**TO DO**. Reproduce the comment thread on Arrow Video disc quality below in full, word for word.

Tommy: In the living room, I've got a 46" set and a couch about 7 feet away. I have a much larger living room now than I used to, and feel I could go up a few inches without dominating the new space I'm in, but... well, maybe next year?

That's not what I do any critical viewing on, though; I've also got a 23" 1080p LCD monitor, a very "studio setting" setup if you'd like to think of it that way. Most people don't sit half as close to the screen in terms of distance-to-screen-size as I do, and realize I'm one of "those people" to a certain degree - but so what? Even Arrow's own release of Phenomena holds up from a compression standpoint on this setup, even of the DVNR drags the overall experience down to a hearty "meh". If Arrow Video is capable of creating a well authored disc that holds up to scrutiny, I see no reason not to be frustrated when they don't, particularly for a release they've had two years now to perfect.

Benjamin said...

I wonder what keeps Arrow Video from using the same technology used for the Arrow Academy releases. Those for the most part have been really well done.

Kriztoffer Swank said...

Yeesh... Looks like I'll be keeping my Demons 1 & 2 DVDs. Which I got for about five bucks each and is all I'd ever want to pay for them.

So Phenomena got a pretty good transfer? I've been considering getting it.

Kriztoffer Swank said...

**Box coordinate listings**.
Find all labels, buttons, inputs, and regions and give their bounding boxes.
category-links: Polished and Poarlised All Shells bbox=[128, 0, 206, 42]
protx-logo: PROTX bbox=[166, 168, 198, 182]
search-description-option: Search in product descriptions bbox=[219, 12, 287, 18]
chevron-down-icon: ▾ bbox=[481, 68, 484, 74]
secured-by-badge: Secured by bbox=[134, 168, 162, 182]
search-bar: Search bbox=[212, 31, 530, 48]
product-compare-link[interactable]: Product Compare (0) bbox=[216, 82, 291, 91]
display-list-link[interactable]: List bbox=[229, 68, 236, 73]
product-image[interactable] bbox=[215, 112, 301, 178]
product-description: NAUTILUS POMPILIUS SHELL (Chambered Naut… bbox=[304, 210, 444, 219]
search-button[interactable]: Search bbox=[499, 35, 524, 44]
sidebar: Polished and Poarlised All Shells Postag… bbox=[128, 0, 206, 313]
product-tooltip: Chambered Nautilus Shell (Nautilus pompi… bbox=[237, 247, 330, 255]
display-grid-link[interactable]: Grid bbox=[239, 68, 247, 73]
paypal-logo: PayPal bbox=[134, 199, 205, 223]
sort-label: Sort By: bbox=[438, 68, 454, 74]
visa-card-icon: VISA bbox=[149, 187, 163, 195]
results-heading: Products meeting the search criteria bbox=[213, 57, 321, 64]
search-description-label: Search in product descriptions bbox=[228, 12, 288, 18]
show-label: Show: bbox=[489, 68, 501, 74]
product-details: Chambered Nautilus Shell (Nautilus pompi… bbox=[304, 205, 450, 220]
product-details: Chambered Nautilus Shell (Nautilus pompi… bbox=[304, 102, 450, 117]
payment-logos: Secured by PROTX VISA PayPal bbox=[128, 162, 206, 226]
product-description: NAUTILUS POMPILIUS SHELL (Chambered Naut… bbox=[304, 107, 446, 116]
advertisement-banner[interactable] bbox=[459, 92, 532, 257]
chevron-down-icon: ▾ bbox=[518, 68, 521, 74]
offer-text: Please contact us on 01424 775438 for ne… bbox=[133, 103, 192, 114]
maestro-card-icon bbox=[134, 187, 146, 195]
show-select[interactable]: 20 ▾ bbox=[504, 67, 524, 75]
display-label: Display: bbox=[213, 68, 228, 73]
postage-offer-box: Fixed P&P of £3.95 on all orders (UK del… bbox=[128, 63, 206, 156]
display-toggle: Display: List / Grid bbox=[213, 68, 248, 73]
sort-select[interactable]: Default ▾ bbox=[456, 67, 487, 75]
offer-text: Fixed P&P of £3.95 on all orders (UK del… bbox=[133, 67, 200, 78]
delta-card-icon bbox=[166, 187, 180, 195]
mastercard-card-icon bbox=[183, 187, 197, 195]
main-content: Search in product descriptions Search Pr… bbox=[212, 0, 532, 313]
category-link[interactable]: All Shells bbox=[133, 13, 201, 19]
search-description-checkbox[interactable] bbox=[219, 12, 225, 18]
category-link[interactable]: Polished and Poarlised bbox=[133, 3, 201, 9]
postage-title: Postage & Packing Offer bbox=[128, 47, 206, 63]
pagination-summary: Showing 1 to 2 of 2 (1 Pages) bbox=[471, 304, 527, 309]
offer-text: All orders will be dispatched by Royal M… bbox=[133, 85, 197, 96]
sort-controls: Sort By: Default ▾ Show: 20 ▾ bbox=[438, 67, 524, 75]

**ANSWER IN FULL**.
Tommy: In the living room, I've got a 46" set and a couch about 7 feet away. I have a much larger living room now than I used to, and feel I could go up a few inches without dominating the new space I'm in, but... well, maybe next year?

That's not what I do any critical viewing on, though; I've also got a 23" 1080p LCD monitor, a very "studio setting" setup if you'd like to think of it that way. Most people don't sit half as close to the screen in terms of distance-to-screen-size as I do, and realize I'm one of "those people" to a certain degree - but so what? Even Arrow's own release of Phenomena holds up from a compression standpoint on this setup, even of the DVNR drags the overall experience down to a hearty "meh". If Arrow Video is capable of creating a well authored disc that holds up to scrutiny, I see no reason not to be frustrated when they don't, particularly for a release they've had two years now to perfect.

Benjamin said...

I wonder what keeps Arrow Video from using the same technology used for the Arrow Academy releases. Those for the most part have been really well done.

Kriztoffer Swank said...

Yeesh... Looks like I'll be keeping my Demons 1 & 2 DVDs. Which I got for about five bucks each and is all I'd ever want to pay for them.

So Phenomena got a pretty good transfer? I've been considering getting it.

Kriztoffer Swank said...